One of the most frequently used tests to check the compliance of experimental data with theoretical ones. In the R language, it is implemented by the function chisq.test(x, p), in which we give the number of counts (histogram) as the first argument, and theoretical probability values as p. The null hypothesis \(H_0\) in this case is that the number of counts divided by the total number of counts equals the theoretical probability values.

x <- c (100,50,20,10,5)
p1 <- c (0.5, 0.2, 0.2, 0.05, 0.05)
chisq.test (x, p = p1)
## 
##  Chi-squared test for given probabilities
## 
## data:  x
## X-squared = 15, df = 4, p-value = 0.004701
p2 <- c (0.5, 0.3, 0.1, 0.05, 0.05)
chisq.test (x, p = p2)
## 
##  Chi-squared test for given probabilities
## 
## data:  x
## X-squared = 3.2883, df = 4, p-value = 0.5108
p <- x/sum(x)
chisq.test (x, p = p)
## 
##  Chi-squared test for given probabilities
## 
## data:  x
## X-squared = 0, df = 4, p-value = 1
plot (p)
lines (p1, col="red")
lines (p2, col="blue")

NOTE 1: This is a test for discrete distributions only.

NOTE 2: The probabilities must sum to 1, otherwise we will get an error. However, it is possible to rescale using the parameter rescale.p = TRUE.

h <- hist (rpois (200, lam = 3), breaks = (0:15)-0.5)

chisq.test (h$counts, p = dpois (h$mids, lam = 3))
## Error in chisq.test(h$counts, p = dpois(h$mids, lam = 3)): probabilities must sum to 1.
chisq.test (h$counts, p = dpois (h$mids, lam = 3), rescale.p = TRUE)
## Warning in chisq.test(h$counts, p = dpois(h$mids, lam = 3), rescale.p = TRUE):
## Chi-squared approximation may be incorrect
## 
##  Chi-squared test for given probabilities
## 
## data:  h$counts
## X-squared = 12.115, df = 14, p-value = 0.5971
plot (h$mids, h$density, ylim = range(h$density, dpois (h$mids, lam = 3)))
lines (h$mids, dpois (h$mids, lam = 3), col="red", lwd=2)


Kolmogorov-Smirnov test

The Kolmogorov–Smirnov statistic quantifies the distance between the empirical distribution function of the sample and the cumulative distribution function of the reference distribution (but only continuous) or between the empirical distribution functions of two samples (can be discrete, continuous, or mixed). The null hypothesis is that the sample is drawn from the reference distribution (in the one-sample case) or the samples are drawn from the same distribution (in the two-sample case).

x <- rnorm (100)
y <- rnorm (100)
ks.test (x, y)
## 
##  Asymptotic two-sample Kolmogorov-Smirnov test
## 
## data:  x and y
## D = 0.13, p-value = 0.3667
## alternative hypothesis: two-sided
y <- rnorm (100, 1, 2)
ks.test (x, y)
## 
##  Asymptotic two-sample Kolmogorov-Smirnov test
## 
## data:  x and y
## D = 0.37, p-value = 2.267e-06
## alternative hypothesis: two-sided
ks.test (x, "pnorm", 0, 1)

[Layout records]
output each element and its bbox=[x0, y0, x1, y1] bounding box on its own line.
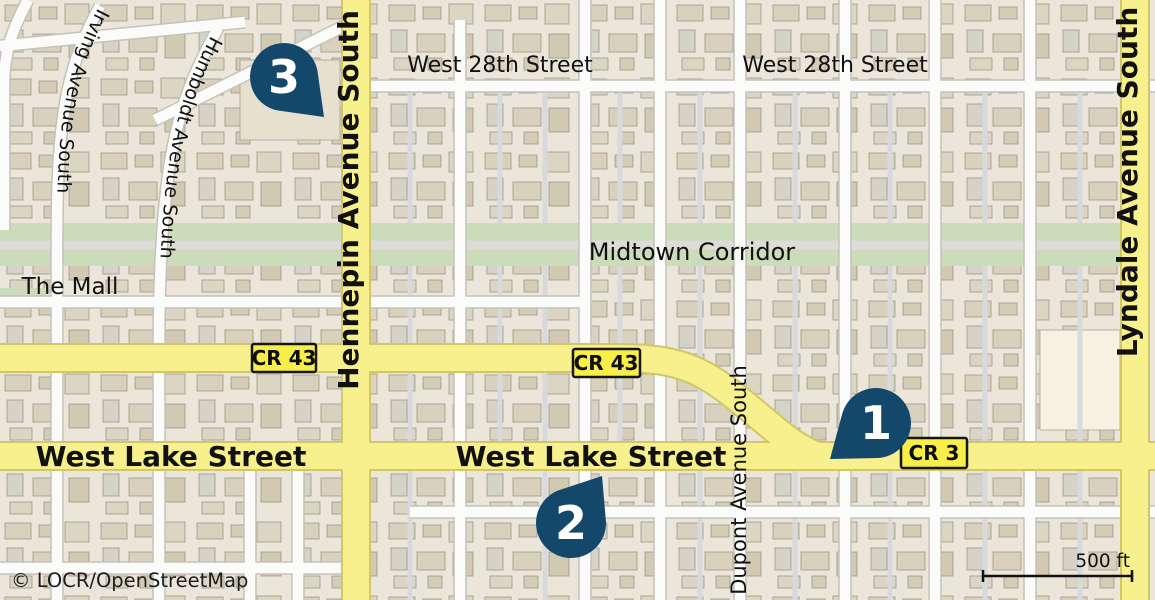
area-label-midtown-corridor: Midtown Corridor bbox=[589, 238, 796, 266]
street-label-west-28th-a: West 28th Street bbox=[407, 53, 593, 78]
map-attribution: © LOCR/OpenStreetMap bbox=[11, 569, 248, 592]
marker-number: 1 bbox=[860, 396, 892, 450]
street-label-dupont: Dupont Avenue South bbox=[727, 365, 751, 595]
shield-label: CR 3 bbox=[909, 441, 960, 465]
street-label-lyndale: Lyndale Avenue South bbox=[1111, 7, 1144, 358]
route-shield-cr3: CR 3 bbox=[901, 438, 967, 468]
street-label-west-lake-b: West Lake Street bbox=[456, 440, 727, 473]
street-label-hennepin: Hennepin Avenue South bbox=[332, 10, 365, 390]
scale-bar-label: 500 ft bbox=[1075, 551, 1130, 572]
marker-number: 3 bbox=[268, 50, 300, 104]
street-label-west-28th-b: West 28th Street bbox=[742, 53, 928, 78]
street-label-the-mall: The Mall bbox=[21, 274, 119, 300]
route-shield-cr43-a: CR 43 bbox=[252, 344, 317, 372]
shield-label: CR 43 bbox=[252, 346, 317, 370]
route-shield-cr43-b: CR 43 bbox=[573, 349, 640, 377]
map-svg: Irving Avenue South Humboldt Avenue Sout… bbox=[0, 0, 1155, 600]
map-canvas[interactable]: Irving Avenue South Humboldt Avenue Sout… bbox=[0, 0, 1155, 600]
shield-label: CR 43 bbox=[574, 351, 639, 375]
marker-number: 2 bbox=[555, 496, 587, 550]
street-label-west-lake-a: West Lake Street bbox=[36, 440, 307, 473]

● TASKS FOR THIS EXERCISE:
A: In the text on goodness-of-fit tests in R, why did the first chisq.test call on the Poisson histogram fail, and what let the second call run? Answer in one to three sentences.
B: Pick up the text on goodness-of-fit tests in R after its last line, the one-sample ks.test call against "pnorm", and keep writing in the same style.

● OUTPUTS BY TASK:
A: The first call failed because the probabilities passed as p did not sum to 1, and chisq.test returns an error when they don't. The second call added rescale.p = TRUE, which rescales those probabilities so the test can run.

B:
## 
##  Asymptotic one-sample Kolmogorov-Smirnov test
## 
## data:  x
## D = 0.11545, p-value = 0.139
## alternative hypothesis: two-sided
x <- rpois (100, lam = 5)
y <- rpois (100, lam = 5)
ks.test (x, y)
## Warning in ks.test.default(x, y): p-value will be approximate in the presence
## of ties
## 
##  Asymptotic two-sample Kolmogorov-Smirnov test
## 
## data:  x and y
## D = 0.08, p-value = 0.9062
## alternative hypothesis: two-sided
y <- rpois (100, lam = 2)
ks.test (x, y)
## Warning in ks.test.default(x, y): p-value will be approximate in the presence
## of ties
## 
##  Asymptotic two-sample Kolmogorov-Smirnov test
## 
## data:  x and y
## D = 0.54, p-value = 4.335e-13
## alternative hypothesis: two-sided
# The result of the following test will be incorrect because the Poisson distribution is discrete
ks.test (x, "ppois", lam = 5)
## Warning in ks.test.default(x, "ppois", lam = 5): ties should not be present for
## the one-sample Kolmogorov-Smirnov test
## 
##  Asymptotic one-sample Kolmogorov-Smirnov test
## 
## data:  x
## D = 0.17596, p-value = 0.00409
## alternative hypothesis: two-sided


Test of normality and location

Apart to Kolmogorov-Smirnov, the Shapiro-Wilk test is another very robust statistical test used to determine whether data comes from a normal distribution.

shapiro.test (rnorm (100))
## 
##  Shapiro-Wilk normality test
## 
## data:  rnorm(100)
## W = 0.98967, p-value = 0.6376
shapiro.test (rnorm (100, 0, 5))
## 
##  Shapiro-Wilk normality test
## 
## data:  rnorm(100, 0, 5)
## W = 0.98798, p-value = 0.5064
shapiro.test (runif (100, 0, 1))
## 
##  Shapiro-Wilk normality test
## 
## data:  runif(100, 0, 1)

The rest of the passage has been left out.